▸ What you are asked to do
Which lines hold the word "name"? Copy each of them from the material.

▸ Available data
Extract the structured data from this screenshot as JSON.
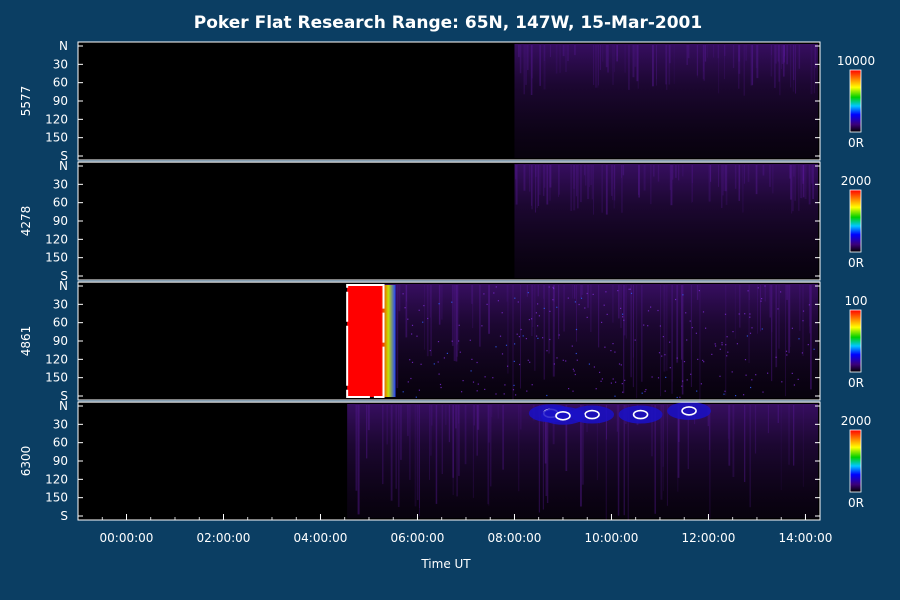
{
  "chart_data": {
    "type": "heatmap",
    "title": "Poker Flat Research Range: 65N, 147W, 15-Mar-2001",
    "xlabel": "Time UT",
    "x_ticks": [
      "00:00:00",
      "02:00:00",
      "04:00:00",
      "06:00:00",
      "08:00:00",
      "10:00:00",
      "12:00:00",
      "14:00:00"
    ],
    "x_tick_hours": [
      0,
      2,
      4,
      6,
      8,
      10,
      12,
      14
    ],
    "xlim_hours": [
      -1.0,
      14.3
    ],
    "y_ticks": [
      "N",
      "30",
      "60",
      "90",
      "120",
      "150",
      "S"
    ],
    "y_tick_values": [
      0,
      30,
      60,
      90,
      120,
      150,
      180
    ],
    "ylim": [
      0,
      180
    ],
    "panels": [
      {
        "label": "5577",
        "scale_max": "10000",
        "scale_min": "0R",
        "data_start_hour": 8.0,
        "saturated_until_hour": null
      },
      {
        "label": "4278",
        "scale_max": "2000",
        "scale_min": "0R",
        "data_start_hour": 8.0,
        "saturated_until_hour": null
      },
      {
        "label": "4861",
        "scale_max": "100",
        "scale_min": "0R",
        "data_start_hour": 4.55,
        "saturated_until_hour": 5.3
      },
      {
        "label": "6300",
        "scale_max": "2000",
        "scale_min": "0R",
        "data_start_hour": 4.55,
        "saturated_until_hour": null
      }
    ],
    "colors": {
      "background": "#0b3e63",
      "plot_background": "#000000",
      "faint": "#2a0a4a",
      "saturated": "#ff0000"
    }
  }
}
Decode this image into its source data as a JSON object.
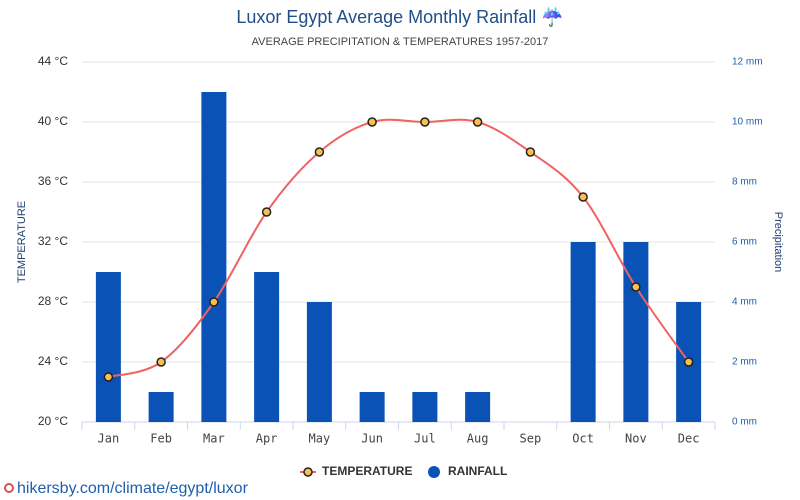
{
  "chart_data": {
    "type": "bar_line",
    "title": "Luxor Egypt Average Monthly Rainfall ☔",
    "subtitle": "AVERAGE PRECIPITATION & TEMPERATURES 1957-2017",
    "y_label": "TEMPERATURE",
    "y2_label": "Precipitation",
    "source": "hikersby.com/climate/egypt/luxor",
    "categories": [
      "Jan",
      "Feb",
      "Mar",
      "Apr",
      "May",
      "Jun",
      "Jul",
      "Aug",
      "Sep",
      "Oct",
      "Nov",
      "Dec"
    ],
    "series": [
      {
        "name": "TEMPERATURE",
        "type": "line",
        "axis": "y",
        "color": "#f06262",
        "marker_color": "#f9bf4f",
        "values": [
          23,
          24,
          28,
          34,
          38,
          40,
          40,
          40,
          38,
          35,
          29,
          24
        ]
      },
      {
        "name": "RAINFALL",
        "type": "bar",
        "axis": "y2",
        "color": "#0a52b5",
        "values": [
          5,
          1,
          11,
          5,
          4,
          1,
          1,
          1,
          0,
          6,
          6,
          4
        ]
      }
    ],
    "ylim": [
      20,
      44
    ],
    "yticks": [
      {
        "value": 20,
        "label": "20 °C"
      },
      {
        "value": 24,
        "label": "24 °C"
      },
      {
        "value": 28,
        "label": "28 °C"
      },
      {
        "value": 32,
        "label": "32 °C"
      },
      {
        "value": 36,
        "label": "36 °C"
      },
      {
        "value": 40,
        "label": "40 °C"
      },
      {
        "value": 44,
        "label": "44 °C"
      }
    ],
    "y2lim": [
      0,
      12
    ],
    "y2ticks": [
      {
        "value": 0,
        "label": "0 mm"
      },
      {
        "value": 2,
        "label": "2 mm"
      },
      {
        "value": 4,
        "label": "4 mm"
      },
      {
        "value": 6,
        "label": "6 mm"
      },
      {
        "value": 8,
        "label": "8 mm"
      },
      {
        "value": 10,
        "label": "10 mm"
      },
      {
        "value": 12,
        "label": "12 mm"
      }
    ],
    "grid": true
  }
}
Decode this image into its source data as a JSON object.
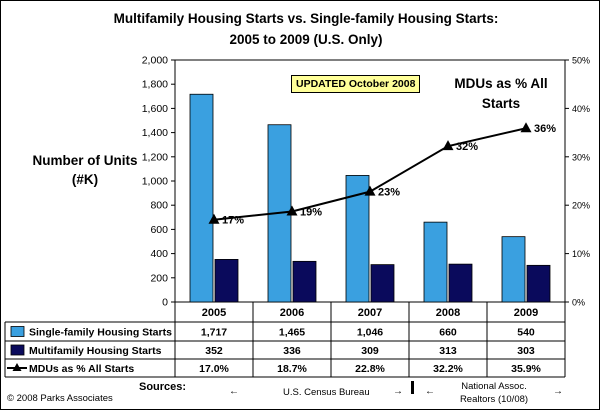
{
  "title_line1": "Multifamily Housing Starts vs. Single-family Housing Starts:",
  "title_line2": "2005 to 2009  (U.S. Only)",
  "badge": "UPDATED October 2008",
  "ylabel_line1": "Number of Units",
  "ylabel_line2": "(#K)",
  "right_label_line1": "MDUs as % All",
  "right_label_line2": "Starts",
  "colors": {
    "single_family": "#3aa0e0",
    "multifamily": "#0a0a5c",
    "line": "#000000"
  },
  "chart_data": {
    "type": "bar",
    "categories": [
      "2005",
      "2006",
      "2007",
      "2008",
      "2009"
    ],
    "ylim": [
      0,
      2000
    ],
    "y2lim": [
      0,
      50
    ],
    "y_ticks": [
      "0",
      "200",
      "400",
      "600",
      "800",
      "1,000",
      "1,200",
      "1,400",
      "1,600",
      "1,800",
      "2,000"
    ],
    "y2_ticks": [
      "0%",
      "10%",
      "20%",
      "30%",
      "40%",
      "50%"
    ],
    "series": [
      {
        "name": "Single-family Housing Starts",
        "values": [
          1717,
          1465,
          1046,
          660,
          540
        ],
        "labels": [
          "1,717",
          "1,465",
          "1,046",
          "660",
          "540"
        ]
      },
      {
        "name": "Multifamily Housing Starts",
        "values": [
          352,
          336,
          309,
          313,
          303
        ],
        "labels": [
          "352",
          "336",
          "309",
          "313",
          "303"
        ]
      },
      {
        "name": "MDUs as % All Starts",
        "axis": "right",
        "values": [
          17.0,
          18.7,
          22.8,
          32.2,
          35.9
        ],
        "labels": [
          "17.0%",
          "18.7%",
          "22.8%",
          "32.2%",
          "35.9%"
        ],
        "point_labels": [
          "17%",
          "19%",
          "23%",
          "32%",
          "36%"
        ]
      }
    ]
  },
  "footer": {
    "copyright": "© 2008 Parks Associates",
    "sources_label": "Sources:",
    "census": "U.S. Census Bureau",
    "national_line1": "National Assoc.",
    "national_line2": "Realtors (10/08)",
    "arrow_left": "←",
    "arrow_right": "→"
  }
}
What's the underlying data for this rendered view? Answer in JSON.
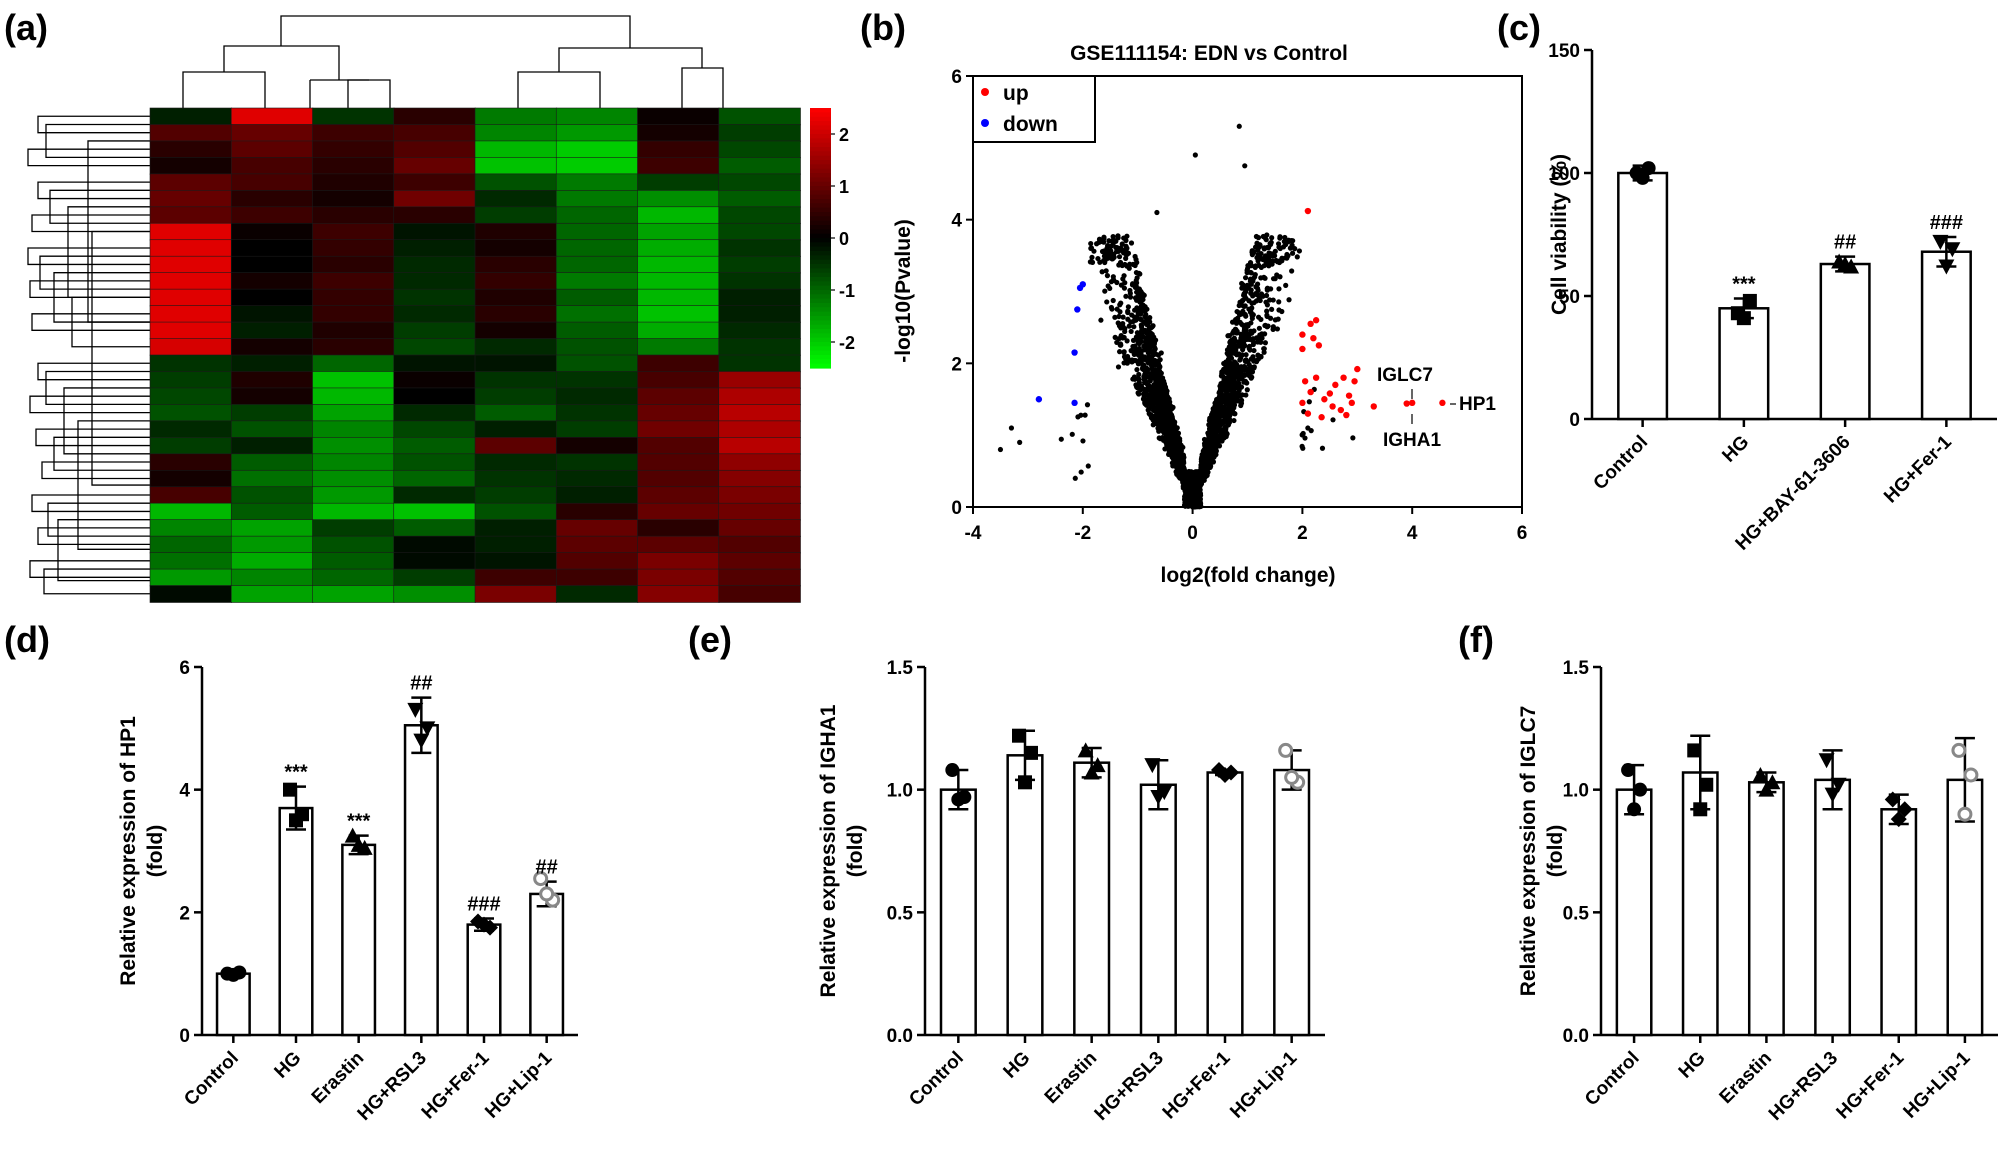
{
  "panels": {
    "a": {
      "label": "(a)"
    },
    "b": {
      "label": "(b)"
    },
    "c": {
      "label": "(c)"
    },
    "d": {
      "label": "(d)"
    },
    "e": {
      "label": "(e)"
    },
    "f": {
      "label": "(f)"
    }
  },
  "chart_data": [
    {
      "id": "a",
      "type": "heatmap",
      "title": "",
      "n_rows": 30,
      "n_cols": 8,
      "colorbar": {
        "min": -2.5,
        "max": 2.5,
        "ticks": [
          "2",
          "1",
          "0",
          "-1",
          "-2"
        ],
        "low_color": "#00ff00",
        "mid_color": "#000000",
        "high_color": "#ff0000"
      },
      "values": [
        [
          -0.3,
          2.2,
          -0.5,
          0.4,
          -1.2,
          -1.3,
          0.1,
          -0.8
        ],
        [
          0.8,
          1.0,
          0.6,
          0.7,
          -1.3,
          -1.5,
          0.2,
          -0.6
        ],
        [
          0.4,
          0.9,
          0.5,
          0.8,
          -1.8,
          -2.0,
          0.5,
          -0.7
        ],
        [
          0.2,
          0.7,
          0.4,
          1.0,
          -1.9,
          -2.0,
          0.6,
          -0.9
        ],
        [
          0.9,
          0.7,
          0.3,
          0.6,
          -0.8,
          -1.2,
          -0.6,
          -0.7
        ],
        [
          1.0,
          0.4,
          0.2,
          1.1,
          -0.4,
          -1.2,
          -1.4,
          -0.9
        ],
        [
          0.9,
          0.6,
          0.4,
          0.4,
          -0.6,
          -1.0,
          -1.8,
          -0.7
        ],
        [
          2.2,
          0.1,
          0.6,
          -0.2,
          0.3,
          -1.0,
          -1.6,
          -0.7
        ],
        [
          2.2,
          0.0,
          0.5,
          -0.3,
          0.2,
          -1.0,
          -1.7,
          -0.5
        ],
        [
          2.2,
          0.0,
          0.4,
          -0.4,
          0.4,
          -1.0,
          -1.8,
          -0.6
        ],
        [
          2.2,
          0.2,
          0.6,
          -0.4,
          0.5,
          -1.2,
          -1.8,
          -0.5
        ],
        [
          2.2,
          0.0,
          0.5,
          -0.5,
          0.3,
          -0.9,
          -1.8,
          -0.3
        ],
        [
          2.2,
          -0.2,
          0.5,
          -0.4,
          0.4,
          -1.1,
          -1.9,
          -0.3
        ],
        [
          2.2,
          -0.3,
          0.3,
          -0.6,
          0.2,
          -0.9,
          -1.7,
          -0.4
        ],
        [
          2.1,
          0.2,
          0.4,
          -0.7,
          -0.4,
          -0.8,
          -1.2,
          -0.5
        ],
        [
          -0.5,
          -0.3,
          -1.0,
          -0.2,
          -0.2,
          -0.8,
          0.6,
          -0.5
        ],
        [
          -0.6,
          0.3,
          -1.9,
          0.1,
          -0.5,
          -0.5,
          0.7,
          1.5
        ],
        [
          -0.7,
          0.2,
          -1.8,
          0.0,
          -0.6,
          -0.4,
          0.9,
          1.7
        ],
        [
          -0.8,
          -0.6,
          -1.6,
          -0.4,
          -0.9,
          -0.5,
          1.0,
          1.8
        ],
        [
          -0.4,
          -0.8,
          -1.3,
          -0.7,
          -0.3,
          -0.6,
          1.1,
          1.7
        ],
        [
          -0.6,
          -0.3,
          -1.4,
          -0.9,
          0.9,
          0.2,
          0.8,
          1.8
        ],
        [
          0.4,
          -0.9,
          -1.3,
          -0.8,
          -0.4,
          -0.5,
          0.8,
          1.4
        ],
        [
          0.2,
          -1.1,
          -1.4,
          -1.0,
          -0.5,
          -0.4,
          0.8,
          1.3
        ],
        [
          0.7,
          -0.8,
          -1.5,
          -0.4,
          -0.6,
          -0.3,
          0.9,
          1.2
        ],
        [
          -1.8,
          -0.9,
          -1.8,
          -1.9,
          -0.8,
          0.4,
          1.0,
          1.1
        ],
        [
          -1.3,
          -1.6,
          -0.6,
          -0.9,
          -0.3,
          1.0,
          0.4,
          1.0
        ],
        [
          -1.0,
          -1.5,
          -0.8,
          -0.1,
          -0.3,
          0.9,
          0.9,
          0.8
        ],
        [
          -1.1,
          -1.7,
          -0.9,
          -0.1,
          -0.2,
          0.8,
          1.2,
          0.9
        ],
        [
          -1.5,
          -1.3,
          -1.0,
          -0.6,
          0.6,
          0.6,
          1.2,
          0.8
        ],
        [
          -0.1,
          -1.6,
          -1.6,
          -1.4,
          1.2,
          -0.4,
          1.3,
          0.7
        ]
      ]
    },
    {
      "id": "b",
      "type": "scatter",
      "title": "GSE111154: EDN vs Control",
      "xlabel": "log2(fold change)",
      "ylabel": "-log10(Pvalue)",
      "xlim": [
        -4,
        6
      ],
      "ylim": [
        0,
        6
      ],
      "xticks": [
        "-4",
        "-2",
        "0",
        "2",
        "4",
        "6"
      ],
      "yticks": [
        "0",
        "2",
        "4",
        "6"
      ],
      "legend": [
        {
          "name": "up",
          "color": "#ff0000"
        },
        {
          "name": "down",
          "color": "#0000ff"
        }
      ],
      "background_color": "#000000",
      "background_points": 2600,
      "up_points": [
        [
          2.1,
          4.12
        ],
        [
          2.0,
          2.4
        ],
        [
          2.15,
          2.55
        ],
        [
          2.25,
          2.6
        ],
        [
          2.2,
          2.35
        ],
        [
          2.0,
          2.2
        ],
        [
          2.3,
          2.25
        ],
        [
          2.05,
          1.75
        ],
        [
          2.15,
          1.6
        ],
        [
          2.25,
          1.8
        ],
        [
          2.4,
          1.5
        ],
        [
          2.0,
          1.45
        ],
        [
          2.6,
          1.7
        ],
        [
          2.75,
          1.8
        ],
        [
          2.85,
          1.55
        ],
        [
          2.95,
          1.75
        ],
        [
          2.7,
          1.35
        ],
        [
          2.9,
          1.45
        ],
        [
          3.0,
          1.92
        ],
        [
          2.5,
          1.58
        ],
        [
          2.1,
          1.3
        ],
        [
          2.35,
          1.25
        ],
        [
          2.55,
          1.4
        ],
        [
          2.8,
          1.28
        ],
        [
          3.3,
          1.4
        ],
        [
          3.9,
          1.44
        ],
        [
          4.0,
          1.45
        ],
        [
          4.55,
          1.45
        ]
      ],
      "down_points": [
        [
          -2.0,
          3.1
        ],
        [
          -2.05,
          3.05
        ],
        [
          -2.1,
          2.75
        ],
        [
          -2.15,
          2.15
        ],
        [
          -2.8,
          1.5
        ],
        [
          -2.15,
          1.45
        ]
      ],
      "annotations": [
        "IGLC7",
        "HP1",
        "IGHA1"
      ],
      "extreme_points": [
        [
          0.85,
          5.3
        ],
        [
          0.95,
          4.75
        ],
        [
          0.05,
          4.9
        ],
        [
          -0.65,
          4.1
        ],
        [
          1.2,
          3.75
        ],
        [
          -1.25,
          2.15
        ],
        [
          -1.35,
          1.95
        ],
        [
          -3.3,
          1.1
        ],
        [
          -3.15,
          0.9
        ],
        [
          -3.5,
          0.8
        ]
      ]
    },
    {
      "id": "c",
      "type": "bar",
      "categories": [
        "Control",
        "HG",
        "HG+BAY-61-3606",
        "HG+Fer-1"
      ],
      "values": [
        100,
        45,
        63,
        68
      ],
      "errors": [
        3,
        4,
        3,
        6
      ],
      "points": [
        [
          100,
          102,
          98
        ],
        [
          43,
          48,
          41
        ],
        [
          64,
          62,
          63
        ],
        [
          72,
          69,
          62
        ]
      ],
      "markers": [
        "circle",
        "square",
        "triangle",
        "triangle-down"
      ],
      "significance": [
        "",
        "***",
        "##",
        "###"
      ],
      "ylabel": "Cell viability (%)",
      "ylim": [
        0,
        150
      ],
      "yticks": [
        "0",
        "50",
        "100",
        "150"
      ]
    },
    {
      "id": "d",
      "type": "bar",
      "categories": [
        "Control",
        "HG",
        "Erastin",
        "HG+RSL3",
        "HG+Fer-1",
        "HG+Lip-1"
      ],
      "values": [
        1.0,
        3.7,
        3.1,
        5.05,
        1.8,
        2.3
      ],
      "errors": [
        0.03,
        0.35,
        0.15,
        0.45,
        0.1,
        0.2
      ],
      "points": [
        [
          1.0,
          1.02,
          0.98
        ],
        [
          4.0,
          3.6,
          3.5
        ],
        [
          3.25,
          3.05,
          3.1
        ],
        [
          5.3,
          5.0,
          4.8
        ],
        [
          1.85,
          1.75,
          1.8
        ],
        [
          2.55,
          2.2,
          2.3
        ]
      ],
      "markers": [
        "circle",
        "square",
        "triangle",
        "triangle-down",
        "diamond",
        "circle-open"
      ],
      "significance": [
        "",
        "***",
        "***",
        "##",
        "###",
        "##"
      ],
      "ylabel": "Relative expression of HP1",
      "ylabel_unit": "(fold)",
      "ylim": [
        0,
        6
      ],
      "yticks": [
        "0",
        "2",
        "4",
        "6"
      ]
    },
    {
      "id": "e",
      "type": "bar",
      "categories": [
        "Control",
        "HG",
        "Erastin",
        "HG+RSL3",
        "HG+Fer-1",
        "HG+Lip-1"
      ],
      "values": [
        1.0,
        1.14,
        1.11,
        1.02,
        1.07,
        1.08
      ],
      "errors": [
        0.08,
        0.1,
        0.06,
        0.1,
        0.01,
        0.08
      ],
      "points": [
        [
          1.08,
          0.97,
          0.96
        ],
        [
          1.22,
          1.15,
          1.03
        ],
        [
          1.16,
          1.1,
          1.07
        ],
        [
          1.1,
          0.99,
          0.97
        ],
        [
          1.08,
          1.07,
          1.06
        ],
        [
          1.16,
          1.03,
          1.05
        ]
      ],
      "markers": [
        "circle",
        "square",
        "triangle",
        "triangle-down",
        "diamond",
        "circle-open"
      ],
      "significance": [
        "",
        "",
        "",
        "",
        "",
        ""
      ],
      "ylabel": "Relative expression of IGHA1",
      "ylabel_unit": "(fold)",
      "ylim": [
        0,
        1.5
      ],
      "yticks": [
        "0.0",
        "0.5",
        "1.0",
        "1.5"
      ]
    },
    {
      "id": "f",
      "type": "bar",
      "categories": [
        "Control",
        "HG",
        "Erastin",
        "HG+RSL3",
        "HG+Fer-1",
        "HG+Lip-1"
      ],
      "values": [
        1.0,
        1.07,
        1.03,
        1.04,
        0.92,
        1.04
      ],
      "errors": [
        0.1,
        0.15,
        0.04,
        0.12,
        0.06,
        0.17
      ],
      "points": [
        [
          1.08,
          1.0,
          0.92
        ],
        [
          1.16,
          1.02,
          0.92
        ],
        [
          1.06,
          1.03,
          1.0
        ],
        [
          1.12,
          1.02,
          0.98
        ],
        [
          0.96,
          0.92,
          0.88
        ],
        [
          1.16,
          1.06,
          0.9
        ]
      ],
      "markers": [
        "circle",
        "square",
        "triangle",
        "triangle-down",
        "diamond",
        "circle-open"
      ],
      "significance": [
        "",
        "",
        "",
        "",
        "",
        ""
      ],
      "ylabel": "Relative expression of IGLC7",
      "ylabel_unit": "(fold)",
      "ylim": [
        0,
        1.5
      ],
      "yticks": [
        "0.0",
        "0.5",
        "1.0",
        "1.5"
      ]
    }
  ]
}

▸ Task result
        "name": "TEMPERATURE",
        "name": "RAINFALL",
        "name": "Single-family Housing Starts",
        "name": "Multifamily Housing Starts",
        "name": "MDUs as % All Starts",
          "name": "up",
          "name": "down",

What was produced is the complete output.